- Data shown -
━━━━━━━━
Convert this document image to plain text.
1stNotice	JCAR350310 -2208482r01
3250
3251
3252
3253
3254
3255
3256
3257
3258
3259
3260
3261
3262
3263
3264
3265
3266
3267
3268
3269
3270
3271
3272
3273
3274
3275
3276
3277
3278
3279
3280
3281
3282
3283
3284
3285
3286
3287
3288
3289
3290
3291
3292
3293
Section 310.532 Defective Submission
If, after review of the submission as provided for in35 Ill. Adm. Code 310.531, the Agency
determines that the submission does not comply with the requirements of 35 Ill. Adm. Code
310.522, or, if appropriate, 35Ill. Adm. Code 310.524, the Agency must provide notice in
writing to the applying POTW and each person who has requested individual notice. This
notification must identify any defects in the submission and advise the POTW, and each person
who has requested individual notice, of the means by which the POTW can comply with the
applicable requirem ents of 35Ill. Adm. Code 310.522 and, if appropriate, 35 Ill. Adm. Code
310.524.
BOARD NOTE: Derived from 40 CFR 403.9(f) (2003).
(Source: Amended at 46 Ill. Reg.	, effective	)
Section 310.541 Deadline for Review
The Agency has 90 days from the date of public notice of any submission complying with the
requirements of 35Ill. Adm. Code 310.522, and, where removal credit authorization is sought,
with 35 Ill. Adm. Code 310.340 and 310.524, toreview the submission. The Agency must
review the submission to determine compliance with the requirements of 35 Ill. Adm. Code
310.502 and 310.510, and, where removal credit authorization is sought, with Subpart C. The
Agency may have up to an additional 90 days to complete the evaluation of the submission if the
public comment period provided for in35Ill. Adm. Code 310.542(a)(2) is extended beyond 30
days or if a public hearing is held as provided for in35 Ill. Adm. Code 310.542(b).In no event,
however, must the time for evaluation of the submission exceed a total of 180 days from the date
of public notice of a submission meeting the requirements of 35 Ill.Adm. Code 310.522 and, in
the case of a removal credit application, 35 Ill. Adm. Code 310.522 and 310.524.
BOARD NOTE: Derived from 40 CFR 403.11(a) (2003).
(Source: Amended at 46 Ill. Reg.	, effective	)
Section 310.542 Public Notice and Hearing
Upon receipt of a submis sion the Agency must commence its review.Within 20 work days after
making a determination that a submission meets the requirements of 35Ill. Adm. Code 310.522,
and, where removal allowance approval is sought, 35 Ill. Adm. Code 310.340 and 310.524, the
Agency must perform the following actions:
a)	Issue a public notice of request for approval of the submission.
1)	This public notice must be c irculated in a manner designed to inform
━━━━━━━━
- Exercise brief -
Where a line contains the string "POTW", extract that line.

- Result -
writing to the applying POTW and each person who has requested individual notice. This
notification must identify any defects in the submission and advise the POTW, and each person
who has requested individual notice, of the means by which the POTW can comply with the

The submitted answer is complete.